Study text:
┏━━

MindSpore CPU Native Builder

Build native CPU kernels directly in the mindspore repository without ATen/libtorch dependency.

When to Use

Use this skill when:

•Implementing kernels in mindspore/ccsrc/plugin/device/cpu/kernel/
•Writing optimized kernels with Eigen or SLEEF
•No external ATen/libtorch dependency is desired
•Full control over implementation is needed
•Building production-optimized kernels

Quick Start

•Identify the operator from mindspore/ops/op_def/yaml/
•Create kernel class in mindspore/ccsrc/plugin/device/cpu/kernel/
•Inherit from CPUKernelMod or NativeCpuKernelMod
•Register with MS_KERNEL_FACTORY_REG
•Add tests in tests/st/ops/cpu/

Instructions

Step 1: Identify the Operator

Find the operator definition:

bash

# Search for operator definition
find mindspore/ops/op_def/yaml -name "*<op_name>*"

Step 2: Create Kernel File

Create mindspore/ccsrc/plugin/device/cpu/kernel/<op_name>_cpu_kernel.cc:

cpp

/**
 * Copyright 2025 Huawei Technologies Co., Ltd
 *
 * Licensed under the Apache License, Version 2.0 (the "License");
 * ...
 */

#include "plugin/device/cpu/kernel/<op_name>_cpu_kernel.h"
#include <algorithm>
#include <functional>
#include "plugin/device/cpu/hal/device/cpu_device_address.h"

namespace mindspore {
namespace kernel {

bool OpNameCpuKernelMod::Init(const std::vector<KernelTensor *> &inputs,
                               const std::vector<KernelTensor *> &outputs) {
  // Initialize kernel parameters
  return true;
}

int OpNameCpuKernelMod::Resize(const std::vector<KernelTensor *> &inputs,
                                const std::vector<KernelTensor *> &outputs) {
  // Handle dynamic shapes
  return KRET_OK;
}

bool OpNameCpuKernelMod::Launch(const std::vector<kernel::KernelTensor *> &inputs,
                                 const std::vector<kernel::KernelTensor *> &workspace,
                                 const std::vector<kernel::KernelTensor *> &outputs) {
  // Get input/output pointers
  auto input = reinterpret_cast<float *>(inputs[0]->device_ptr());
  auto output = reinterpret_cast<float *>(outputs[0]->device_ptr());

  // Implement kernel logic
  size_t elem_num = inputs[0]->size() / sizeof(float);
  for (size_t i = 0; i < elem_num; ++i) {
    output[i] = /* computation */;
  }

  return true;
}

MS_KERNEL_FACTORY_REG(NativeCpuKernelMod, OpName, OpNameCpuKernelMod);

}  // namespace kernel
}  // namespace mindspore

Step 3: Create Header File

Create mindspore/ccsrc/plugin/device/cpu/kernel/<op_name>_cpu_kernel.h:

cpp

/**
 * Copyright 2025 Huawei Technologies Co., Ltd
 * ...

┗━━

Extracted information:
┏━━

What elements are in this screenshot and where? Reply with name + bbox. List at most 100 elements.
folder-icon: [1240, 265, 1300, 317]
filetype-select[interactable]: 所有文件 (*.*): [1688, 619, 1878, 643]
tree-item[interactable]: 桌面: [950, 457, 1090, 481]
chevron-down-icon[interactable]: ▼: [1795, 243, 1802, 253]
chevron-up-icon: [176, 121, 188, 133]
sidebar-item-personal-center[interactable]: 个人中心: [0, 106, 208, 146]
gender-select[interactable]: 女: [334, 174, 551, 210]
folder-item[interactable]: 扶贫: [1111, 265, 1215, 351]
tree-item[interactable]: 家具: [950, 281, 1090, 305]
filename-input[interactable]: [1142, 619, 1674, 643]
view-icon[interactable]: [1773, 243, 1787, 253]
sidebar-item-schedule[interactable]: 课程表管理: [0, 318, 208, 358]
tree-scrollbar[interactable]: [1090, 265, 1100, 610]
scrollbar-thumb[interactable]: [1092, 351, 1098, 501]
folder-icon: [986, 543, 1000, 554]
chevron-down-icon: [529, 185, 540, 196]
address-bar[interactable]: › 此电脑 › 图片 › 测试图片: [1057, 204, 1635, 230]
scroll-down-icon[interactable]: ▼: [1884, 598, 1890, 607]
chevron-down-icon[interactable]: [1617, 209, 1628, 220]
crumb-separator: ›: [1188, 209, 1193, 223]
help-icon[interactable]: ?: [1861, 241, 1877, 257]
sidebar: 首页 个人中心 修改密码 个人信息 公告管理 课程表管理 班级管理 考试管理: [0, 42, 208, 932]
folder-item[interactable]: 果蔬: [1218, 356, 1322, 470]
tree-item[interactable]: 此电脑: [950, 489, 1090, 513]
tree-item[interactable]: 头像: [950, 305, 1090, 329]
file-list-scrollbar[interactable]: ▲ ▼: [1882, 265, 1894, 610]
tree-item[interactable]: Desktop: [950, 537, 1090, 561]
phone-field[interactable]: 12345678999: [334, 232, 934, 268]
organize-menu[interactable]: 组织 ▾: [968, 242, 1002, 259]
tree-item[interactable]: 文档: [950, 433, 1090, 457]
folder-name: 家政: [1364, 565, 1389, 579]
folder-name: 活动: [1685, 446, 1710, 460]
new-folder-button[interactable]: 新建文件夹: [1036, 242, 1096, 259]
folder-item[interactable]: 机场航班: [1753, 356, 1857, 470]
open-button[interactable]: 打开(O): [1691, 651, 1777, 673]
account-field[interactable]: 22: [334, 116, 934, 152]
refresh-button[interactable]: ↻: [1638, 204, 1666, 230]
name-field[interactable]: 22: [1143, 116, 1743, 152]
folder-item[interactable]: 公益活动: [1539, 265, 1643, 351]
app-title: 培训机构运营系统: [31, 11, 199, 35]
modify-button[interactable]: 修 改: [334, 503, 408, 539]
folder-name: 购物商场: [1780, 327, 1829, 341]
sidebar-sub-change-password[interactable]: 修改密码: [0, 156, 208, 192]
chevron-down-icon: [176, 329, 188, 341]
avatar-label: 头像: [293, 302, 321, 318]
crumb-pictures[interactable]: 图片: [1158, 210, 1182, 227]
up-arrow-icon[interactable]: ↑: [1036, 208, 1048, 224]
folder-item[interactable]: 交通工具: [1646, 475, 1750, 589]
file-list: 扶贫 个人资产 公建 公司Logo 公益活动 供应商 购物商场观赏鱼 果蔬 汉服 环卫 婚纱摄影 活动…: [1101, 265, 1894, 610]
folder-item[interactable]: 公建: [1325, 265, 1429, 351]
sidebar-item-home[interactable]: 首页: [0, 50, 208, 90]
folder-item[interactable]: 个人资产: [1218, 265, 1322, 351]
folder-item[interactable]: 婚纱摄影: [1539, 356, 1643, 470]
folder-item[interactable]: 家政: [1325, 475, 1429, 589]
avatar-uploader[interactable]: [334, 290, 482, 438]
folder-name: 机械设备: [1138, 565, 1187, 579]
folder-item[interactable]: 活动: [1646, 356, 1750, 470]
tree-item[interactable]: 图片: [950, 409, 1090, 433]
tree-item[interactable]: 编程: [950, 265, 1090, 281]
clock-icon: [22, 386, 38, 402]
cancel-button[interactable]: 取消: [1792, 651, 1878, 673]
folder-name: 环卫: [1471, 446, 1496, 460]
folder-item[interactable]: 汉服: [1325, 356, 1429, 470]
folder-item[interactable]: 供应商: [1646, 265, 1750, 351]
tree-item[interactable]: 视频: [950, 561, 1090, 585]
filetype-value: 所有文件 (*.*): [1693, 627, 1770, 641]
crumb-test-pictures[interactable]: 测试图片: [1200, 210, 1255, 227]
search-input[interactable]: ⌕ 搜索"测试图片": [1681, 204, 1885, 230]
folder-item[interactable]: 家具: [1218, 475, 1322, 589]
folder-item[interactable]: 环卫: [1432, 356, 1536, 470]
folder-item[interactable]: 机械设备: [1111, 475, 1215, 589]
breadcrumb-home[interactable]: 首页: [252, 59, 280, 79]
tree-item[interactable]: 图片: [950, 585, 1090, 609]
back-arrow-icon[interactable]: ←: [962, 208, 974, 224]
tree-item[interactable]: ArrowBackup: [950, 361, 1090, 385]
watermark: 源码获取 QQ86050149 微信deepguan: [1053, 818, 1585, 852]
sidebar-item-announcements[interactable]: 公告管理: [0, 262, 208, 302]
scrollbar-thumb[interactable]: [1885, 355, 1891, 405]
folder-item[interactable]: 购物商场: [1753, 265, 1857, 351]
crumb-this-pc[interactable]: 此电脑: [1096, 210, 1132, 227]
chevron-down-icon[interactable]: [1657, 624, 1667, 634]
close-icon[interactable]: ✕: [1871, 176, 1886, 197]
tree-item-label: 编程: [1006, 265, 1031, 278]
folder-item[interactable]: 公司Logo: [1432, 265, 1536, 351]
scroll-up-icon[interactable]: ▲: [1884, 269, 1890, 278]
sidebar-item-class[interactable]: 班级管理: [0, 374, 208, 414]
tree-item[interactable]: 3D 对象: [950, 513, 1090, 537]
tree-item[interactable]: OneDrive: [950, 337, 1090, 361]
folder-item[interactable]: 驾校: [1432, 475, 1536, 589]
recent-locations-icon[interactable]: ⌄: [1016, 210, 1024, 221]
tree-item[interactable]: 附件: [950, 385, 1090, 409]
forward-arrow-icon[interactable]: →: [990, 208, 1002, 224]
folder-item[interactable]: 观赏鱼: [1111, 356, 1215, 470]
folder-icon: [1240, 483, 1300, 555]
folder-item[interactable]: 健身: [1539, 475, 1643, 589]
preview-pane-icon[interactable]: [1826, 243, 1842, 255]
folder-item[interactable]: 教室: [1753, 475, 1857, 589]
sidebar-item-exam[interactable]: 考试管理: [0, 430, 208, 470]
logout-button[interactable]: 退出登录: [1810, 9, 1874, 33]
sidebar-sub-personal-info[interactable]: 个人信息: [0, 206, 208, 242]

┗━━

What you need to do:
1. In the MindSpore CPU kernel guide, which folder are the tests added to?
2. Write the next part of the MindSpore CPU kernel guide, picking up right after its last line.
This data comes from a different source than the MindSpore CPU kernel guide.

Responses by task:
1. tests/st/ops/cpu/

2.
 */

#ifndef MINDSPORE_CCSRC_BACKEND_KERNEL_COMPILER_CPU_OPNAME_CPU_KERNEL_H_
#define MINDSPORE_CCSRC_BACKEND_KERNEL_COMPILER_CPU_OPNAME_CPU_KERNEL_H_

#include <vector>
#include <memory>
#include "plugin/device/cpu/kernel/cpu_kernel.h"
#include "plugin/factory/ms_factory.h"

namespace mindspore {
namespace kernel {

class OpNameCpuKernelMod : public NativeCpuKernelMod {
 public:
  OpNameCpuKernelMod() = default;
  ~OpNameCpuKernelMod() override = default;

  bool Init(const std::vector<KernelTensor *> &inputs,
            const std::vector<KernelTensor *> &outputs) override;

  int Resize(const std::vector<KernelTensor *> &inputs,
             const std::vector<KernelTensor *> &outputs) override;

  bool Launch(const std::vector<KernelTensor *> &inputs,
              const std::vector<KernelTensor *> &workspace,
              const std::vector<KernelTensor *> &outputs) override;

 protected:
  std::vector<KernelAttr> GetOpSupport() override {
    static std::vector<KernelAttr> support_list = {
      KernelAttr().AddInputAttr(kNumberTypeFloat32).AddOutputAttr(kNumberTypeFloat32),
      KernelAttr().AddInputAttr(kNumberTypeFloat64).AddOutputAttr(kNumberTypeFloat64),
    };
    return support_list;
  }

 private:
  // Kernel parameters
};

}  // namespace kernel
}  // namespace mindspore

#endif  // MINDSPORE_CCSRC_BACKEND_KERNEL_COMPILER_CPU_OPNAME_CPU_KERNEL_H_

Step 4: Using Eigen for Optimization

For vectorized operations, use Eigen:

cpp

#include "Eigen/Core"

bool OpNameCpuKernelMod::Launch(...) {
  auto input = reinterpret_cast<float *>(inputs[0]->device_ptr());
  auto output = reinterpret_cast<float *>(outputs[0]->device_ptr());
  size_t elem_num = inputs[0]->size() / sizeof(float);

  // Eigen map for vectorized operations
  Eigen::Map<Eigen::ArrayXf> input_array(input, elem_num);
  Eigen::Map<Eigen::ArrayXf> output_array(output, elem_num);

  // Vectorized computation
  output_array = input_array.sin();  // Example: element-wise sin

  return true;
}

Step 5: Using SLEEF for SIMD

For explicit SIMD with SLEEF:

cpp

#include "sleef.h"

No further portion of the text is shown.